PAGE EXTRACT =
☆ ☆ ☆

Higher potential returns come with higher short-term volatility. Shares can fall 30–40% in a bad year (as seen in 2008 and March 2020), but have historically recovered and grown over longer periods. Cash is stable but grows slowly. Matching your risk tolerance to your time horizon is central to good investing.

Asset Classes

Asset classExamplesTypical risk/return
CashSavings account, term depositLow risk, low return
Fixed incomeBonds, bond ETFsLow-medium risk, moderate return
PropertyInvestment property, REITsMedium risk, medium-high return
Australian sharesASX shares, ETFsMedium-high risk, higher return
International sharesGlobal ETFs, US sharesMedium-high risk, higher return
AlternativesGold, crypto, commoditiesVaries — often high risk

Time Horizon

The single most important factor in choosing investments is how long until you need the money. If you need it in two years, shares are too risky. If you won’t need it for 20 years, the short-term volatility of shares is manageable — and the long-term growth is typically superior.

The Two Main Ways Australians Invest

1. Through Superannuation

Every working Australian already invests through super — your employer contributes 11.5% of your salary (FY2024–25) and the fund invests it on your behalf. Super is the most tax-efficient investing environment available to Australians (15% tax on contributions and earnings in accumulation phase), but you generally cannot access it until age 60.

2. Outside Super — Direct Investing

You can also build an investment portfolio outside super using a brokerage account. Investments here are taxed at your marginal income tax rate (for income) and subject to CGT (for capital gains), but you can access the money at any time.

The Simplest Starting Portfolio for Australians

Many beginner Australian investors use a one or two-ETF portfolio:

Option 1 — Single global ETF:

  • DHHF (Betashares Diversified All Growth ETF) or VDHG (Vanguard Diversified High Growth ETF)
  • Holds Australian and international shares in a single fund
  • No need to choose allocations yourself

Option 2 — Two-ETF Australian + international split:

  • VAS or A200 (Australian shares, ~30%)
  • VGS (international developed markets, ~70%)
  • Rebalance annually

Both approaches are simple, low-cost, and broadly diversified.

☆ ☆ ☆

WHAT IS BEING ASKED =
Answer these questions from the investing guide above:
1. What percentage of salary does an employer contribute to super in FY2024–25?
2. Until what age can super generally not be accessed?
3. In the two-ETF split, roughly what share of the portfolio goes to VGS?

☆ ☆ ☆

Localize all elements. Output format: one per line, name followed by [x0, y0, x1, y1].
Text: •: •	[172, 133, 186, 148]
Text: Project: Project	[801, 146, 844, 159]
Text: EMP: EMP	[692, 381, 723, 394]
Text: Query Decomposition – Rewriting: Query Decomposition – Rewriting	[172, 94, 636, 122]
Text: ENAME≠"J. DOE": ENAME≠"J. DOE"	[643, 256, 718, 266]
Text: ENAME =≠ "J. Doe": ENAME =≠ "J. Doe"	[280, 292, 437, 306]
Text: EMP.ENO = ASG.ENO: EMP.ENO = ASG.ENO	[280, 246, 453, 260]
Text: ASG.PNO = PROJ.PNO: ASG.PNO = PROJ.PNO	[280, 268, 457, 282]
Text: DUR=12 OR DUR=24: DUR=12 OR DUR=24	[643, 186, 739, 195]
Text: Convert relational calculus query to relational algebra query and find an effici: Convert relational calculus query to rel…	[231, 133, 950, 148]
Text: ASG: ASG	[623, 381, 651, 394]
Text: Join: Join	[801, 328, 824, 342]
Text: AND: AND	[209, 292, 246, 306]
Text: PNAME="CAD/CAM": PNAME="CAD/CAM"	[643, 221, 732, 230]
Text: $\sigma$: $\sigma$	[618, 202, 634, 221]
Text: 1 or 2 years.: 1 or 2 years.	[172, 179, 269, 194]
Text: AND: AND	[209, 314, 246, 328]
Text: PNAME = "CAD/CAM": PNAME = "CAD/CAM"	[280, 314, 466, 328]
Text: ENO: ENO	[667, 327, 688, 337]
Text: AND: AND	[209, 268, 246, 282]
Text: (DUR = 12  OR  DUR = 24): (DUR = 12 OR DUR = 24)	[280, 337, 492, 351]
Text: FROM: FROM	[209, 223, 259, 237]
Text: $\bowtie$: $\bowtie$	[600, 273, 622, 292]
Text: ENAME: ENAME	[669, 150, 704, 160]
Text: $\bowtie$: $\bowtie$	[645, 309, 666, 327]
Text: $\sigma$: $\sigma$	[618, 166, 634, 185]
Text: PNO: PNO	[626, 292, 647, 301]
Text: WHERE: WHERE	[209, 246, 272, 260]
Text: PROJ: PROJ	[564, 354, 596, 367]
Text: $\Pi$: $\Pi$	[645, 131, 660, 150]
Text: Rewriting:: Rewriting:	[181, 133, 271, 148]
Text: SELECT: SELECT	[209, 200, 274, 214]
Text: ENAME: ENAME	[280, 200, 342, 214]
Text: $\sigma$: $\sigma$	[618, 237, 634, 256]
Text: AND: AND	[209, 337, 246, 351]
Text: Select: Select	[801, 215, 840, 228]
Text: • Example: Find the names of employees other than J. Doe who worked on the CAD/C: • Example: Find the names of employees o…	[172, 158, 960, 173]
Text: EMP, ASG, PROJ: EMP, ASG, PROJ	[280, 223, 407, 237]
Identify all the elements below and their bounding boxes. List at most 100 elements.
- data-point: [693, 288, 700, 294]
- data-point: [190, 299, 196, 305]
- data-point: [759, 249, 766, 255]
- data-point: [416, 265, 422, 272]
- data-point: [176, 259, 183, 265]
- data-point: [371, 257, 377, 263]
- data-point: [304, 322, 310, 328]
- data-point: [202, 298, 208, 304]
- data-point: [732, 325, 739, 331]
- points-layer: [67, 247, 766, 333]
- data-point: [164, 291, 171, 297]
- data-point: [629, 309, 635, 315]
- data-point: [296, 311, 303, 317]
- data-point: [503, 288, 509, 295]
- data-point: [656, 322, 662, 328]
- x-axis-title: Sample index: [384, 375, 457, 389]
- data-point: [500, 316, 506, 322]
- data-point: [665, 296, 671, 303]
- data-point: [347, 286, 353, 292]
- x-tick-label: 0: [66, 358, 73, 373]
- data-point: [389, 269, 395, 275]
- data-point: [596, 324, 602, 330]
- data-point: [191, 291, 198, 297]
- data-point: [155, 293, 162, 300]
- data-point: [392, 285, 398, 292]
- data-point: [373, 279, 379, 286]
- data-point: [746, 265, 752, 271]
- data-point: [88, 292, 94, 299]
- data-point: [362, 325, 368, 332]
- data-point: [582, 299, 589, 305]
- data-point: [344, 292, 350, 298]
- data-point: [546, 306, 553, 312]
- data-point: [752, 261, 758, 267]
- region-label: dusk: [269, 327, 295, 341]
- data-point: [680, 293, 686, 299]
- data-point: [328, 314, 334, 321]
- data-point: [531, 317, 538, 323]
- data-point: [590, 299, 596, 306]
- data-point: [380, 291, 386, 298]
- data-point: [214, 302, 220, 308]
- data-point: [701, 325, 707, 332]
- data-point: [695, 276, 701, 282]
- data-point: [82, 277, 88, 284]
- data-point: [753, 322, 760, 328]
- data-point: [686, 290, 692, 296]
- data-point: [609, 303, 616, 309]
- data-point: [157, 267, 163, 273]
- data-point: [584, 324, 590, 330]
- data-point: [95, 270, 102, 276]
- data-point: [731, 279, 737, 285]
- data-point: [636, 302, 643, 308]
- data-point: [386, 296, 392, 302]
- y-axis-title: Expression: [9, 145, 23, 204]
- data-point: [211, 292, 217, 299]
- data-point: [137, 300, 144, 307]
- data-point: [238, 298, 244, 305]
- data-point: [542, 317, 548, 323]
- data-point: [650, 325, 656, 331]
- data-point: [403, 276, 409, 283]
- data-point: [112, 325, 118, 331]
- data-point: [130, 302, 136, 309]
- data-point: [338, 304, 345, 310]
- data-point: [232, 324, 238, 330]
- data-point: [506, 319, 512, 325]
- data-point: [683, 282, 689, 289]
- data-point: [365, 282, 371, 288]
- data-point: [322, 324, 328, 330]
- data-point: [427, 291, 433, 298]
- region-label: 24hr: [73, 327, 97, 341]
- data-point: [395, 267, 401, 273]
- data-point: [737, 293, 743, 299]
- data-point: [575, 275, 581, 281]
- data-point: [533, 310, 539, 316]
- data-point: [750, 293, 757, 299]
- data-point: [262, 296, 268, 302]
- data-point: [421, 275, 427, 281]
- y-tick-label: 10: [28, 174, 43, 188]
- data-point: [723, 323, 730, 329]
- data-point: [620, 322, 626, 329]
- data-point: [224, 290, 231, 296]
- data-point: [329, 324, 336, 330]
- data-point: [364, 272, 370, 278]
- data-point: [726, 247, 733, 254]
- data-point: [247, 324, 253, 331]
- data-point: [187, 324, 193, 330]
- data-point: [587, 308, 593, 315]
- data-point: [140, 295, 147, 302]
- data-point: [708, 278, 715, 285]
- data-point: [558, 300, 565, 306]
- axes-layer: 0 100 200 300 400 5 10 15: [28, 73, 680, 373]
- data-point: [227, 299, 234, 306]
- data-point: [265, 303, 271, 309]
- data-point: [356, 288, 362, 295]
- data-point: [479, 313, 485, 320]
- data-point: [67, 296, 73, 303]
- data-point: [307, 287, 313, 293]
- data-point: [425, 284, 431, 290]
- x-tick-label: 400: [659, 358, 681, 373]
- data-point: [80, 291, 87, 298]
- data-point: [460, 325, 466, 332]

☆ ☆ ☆

SOLUTION TO THIS EXERCISE =
1. 11.5%
2. Age 60
3. About 70%